Stored data entries:
** start **

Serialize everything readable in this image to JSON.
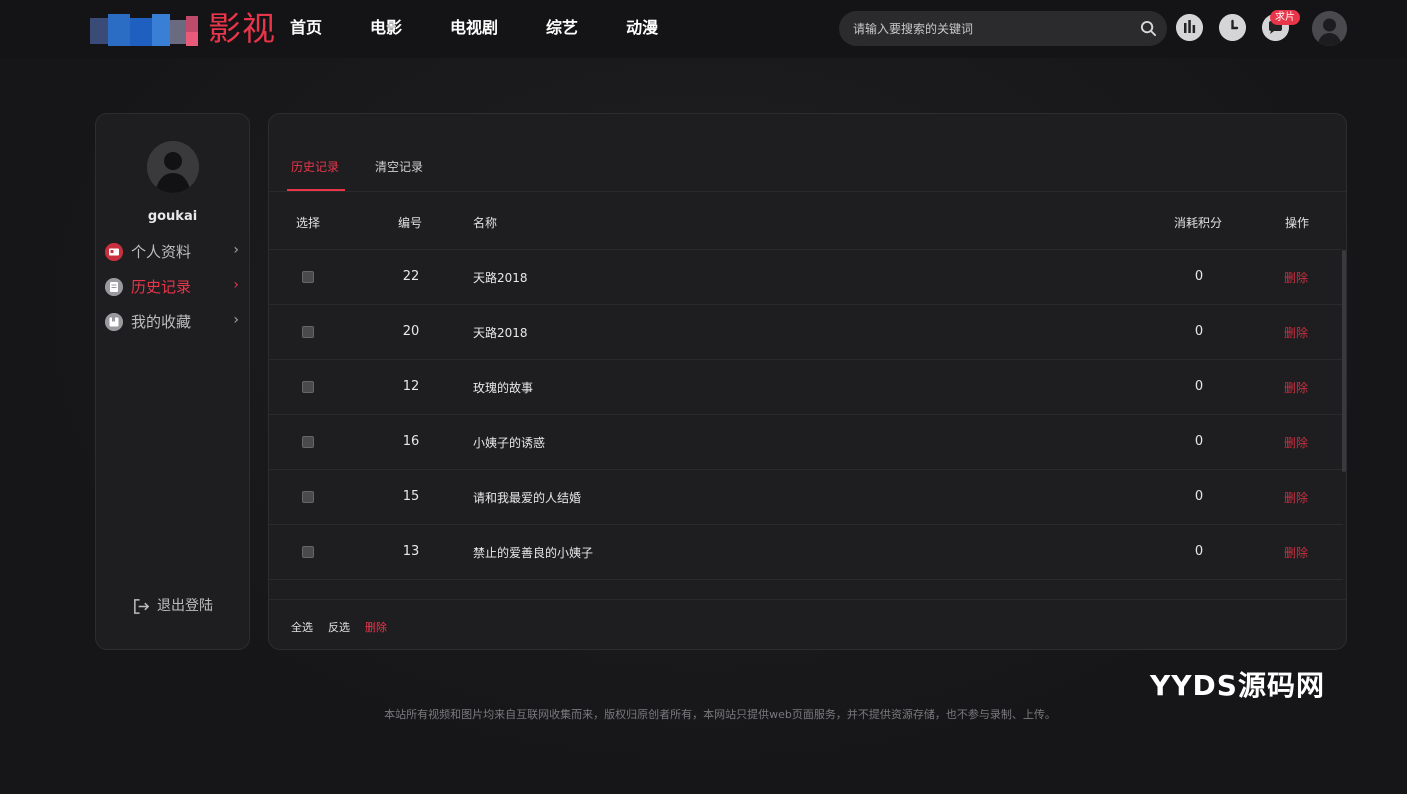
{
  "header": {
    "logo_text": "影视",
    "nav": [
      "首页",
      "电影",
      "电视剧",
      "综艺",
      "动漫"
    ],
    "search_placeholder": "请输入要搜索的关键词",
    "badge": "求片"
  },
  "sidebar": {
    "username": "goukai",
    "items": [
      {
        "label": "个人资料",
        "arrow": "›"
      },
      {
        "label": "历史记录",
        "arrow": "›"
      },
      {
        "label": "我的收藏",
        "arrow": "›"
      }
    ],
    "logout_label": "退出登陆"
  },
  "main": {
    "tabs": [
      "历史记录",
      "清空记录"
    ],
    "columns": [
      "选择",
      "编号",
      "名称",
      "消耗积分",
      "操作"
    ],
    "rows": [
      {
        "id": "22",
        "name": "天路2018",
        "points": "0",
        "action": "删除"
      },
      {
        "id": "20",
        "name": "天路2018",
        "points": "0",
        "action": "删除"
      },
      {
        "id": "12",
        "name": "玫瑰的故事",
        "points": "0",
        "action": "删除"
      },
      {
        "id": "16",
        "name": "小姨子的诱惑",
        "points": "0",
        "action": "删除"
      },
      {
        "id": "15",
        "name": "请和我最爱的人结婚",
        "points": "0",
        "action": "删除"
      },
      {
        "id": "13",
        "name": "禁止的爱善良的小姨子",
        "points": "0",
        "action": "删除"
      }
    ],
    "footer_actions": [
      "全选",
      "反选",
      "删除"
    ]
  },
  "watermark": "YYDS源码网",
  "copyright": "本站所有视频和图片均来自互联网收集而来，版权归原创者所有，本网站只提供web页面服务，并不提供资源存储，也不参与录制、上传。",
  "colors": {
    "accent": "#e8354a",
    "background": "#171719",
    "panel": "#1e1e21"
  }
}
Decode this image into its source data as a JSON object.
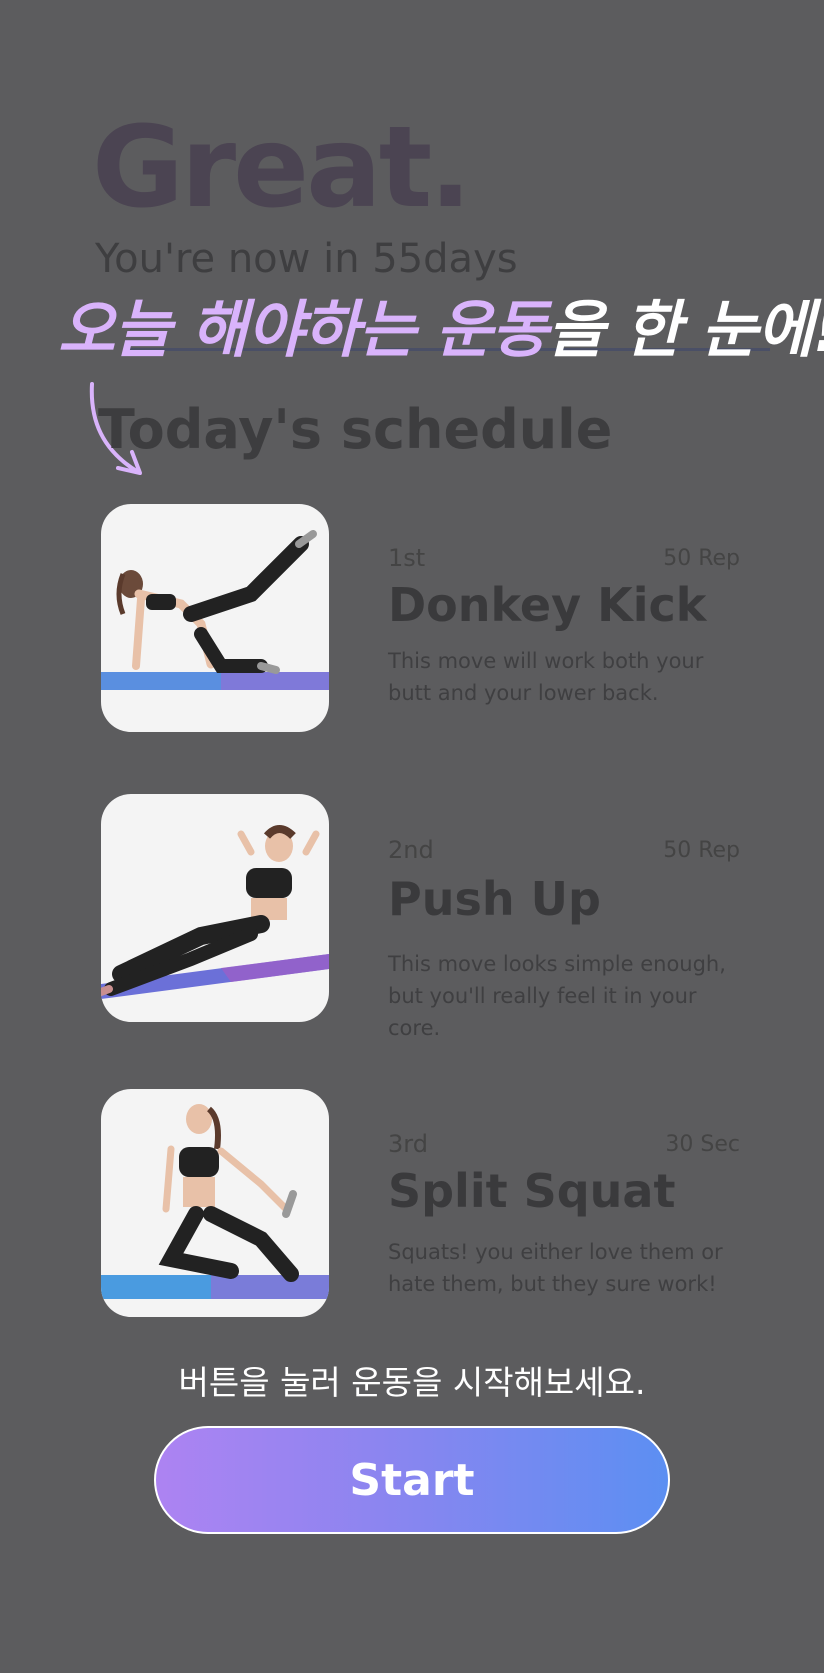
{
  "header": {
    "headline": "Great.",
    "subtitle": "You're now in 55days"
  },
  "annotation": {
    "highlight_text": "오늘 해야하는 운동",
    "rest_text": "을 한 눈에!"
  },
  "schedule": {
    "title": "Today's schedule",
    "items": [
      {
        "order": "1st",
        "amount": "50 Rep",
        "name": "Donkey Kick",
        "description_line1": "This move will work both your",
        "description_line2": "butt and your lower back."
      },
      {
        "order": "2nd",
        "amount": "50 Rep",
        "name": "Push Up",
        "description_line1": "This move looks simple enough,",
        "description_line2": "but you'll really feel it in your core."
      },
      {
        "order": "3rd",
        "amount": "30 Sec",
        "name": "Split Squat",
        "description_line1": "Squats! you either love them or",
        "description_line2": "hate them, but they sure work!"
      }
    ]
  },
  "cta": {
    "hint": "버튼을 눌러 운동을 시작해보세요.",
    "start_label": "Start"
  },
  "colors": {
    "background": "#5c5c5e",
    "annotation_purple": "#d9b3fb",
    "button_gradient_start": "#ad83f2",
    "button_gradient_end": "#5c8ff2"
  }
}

** end **

Check each line of the data above for the word "work", then state how many lines have it. Give the number alone.

2